Raw records
----------
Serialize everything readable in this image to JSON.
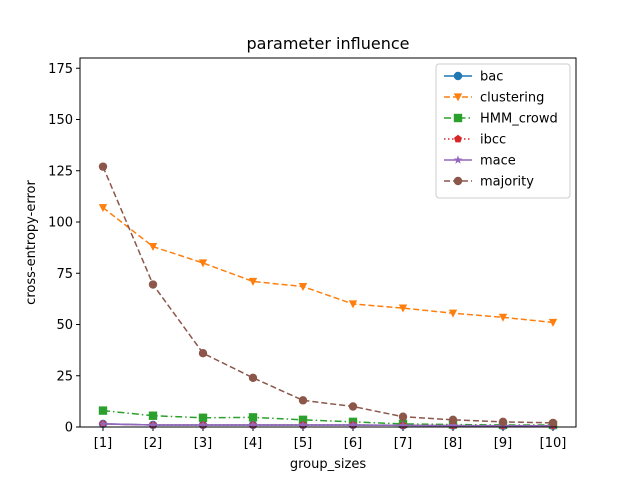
{
  "chart_data": {
    "type": "line",
    "title": "parameter influence",
    "xlabel": "group_sizes",
    "ylabel": "cross-entropy-error",
    "categories": [
      "[1]",
      "[2]",
      "[3]",
      "[4]",
      "[5]",
      "[6]",
      "[7]",
      "[8]",
      "[9]",
      "[10]"
    ],
    "ylim": [
      0,
      180
    ],
    "yticks": [
      "0",
      "25",
      "50",
      "75",
      "100",
      "125",
      "150",
      "175"
    ],
    "legend_position": "top-right",
    "grid": false,
    "series": [
      {
        "name": "bac",
        "color": "#1f77b4",
        "marker": "circle",
        "linestyle": "solid",
        "values": [
          1.5,
          1.0,
          1.0,
          1.0,
          1.0,
          1.0,
          0.8,
          0.7,
          0.6,
          0.6
        ]
      },
      {
        "name": "clustering",
        "color": "#ff7f0e",
        "marker": "triangle-down",
        "linestyle": "dashed",
        "values": [
          107,
          88,
          80,
          71,
          68.5,
          60,
          58,
          55.5,
          53.5,
          51
        ]
      },
      {
        "name": "HMM_crowd",
        "color": "#2ca02c",
        "marker": "square",
        "linestyle": "dashdot",
        "values": [
          8,
          5.5,
          4.5,
          4.7,
          3.5,
          2.5,
          1.5,
          1.2,
          1.0,
          1.0
        ]
      },
      {
        "name": "ibcc",
        "color": "#d62728",
        "marker": "pentagon",
        "linestyle": "dotted",
        "values": [
          1.5,
          1.0,
          1.0,
          1.0,
          1.0,
          1.0,
          0.8,
          0.7,
          0.6,
          0.6
        ]
      },
      {
        "name": "mace",
        "color": "#9467bd",
        "marker": "star",
        "linestyle": "solid",
        "values": [
          1.5,
          1.0,
          1.0,
          1.0,
          1.0,
          1.0,
          0.8,
          0.7,
          0.6,
          0.6
        ]
      },
      {
        "name": "majority",
        "color": "#8c564b",
        "marker": "circle",
        "linestyle": "dashed",
        "values": [
          127,
          69.5,
          36,
          24,
          13,
          10,
          5,
          3.5,
          2.5,
          2
        ]
      }
    ]
  }
}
----------
Of the lines above, copy each that contains "color".

Solution below:
        "color": "#1f77b4",
        "color": "#ff7f0e",
        "color": "#2ca02c",
        "color": "#d62728",
        "color": "#9467bd",
        "color": "#8c564b",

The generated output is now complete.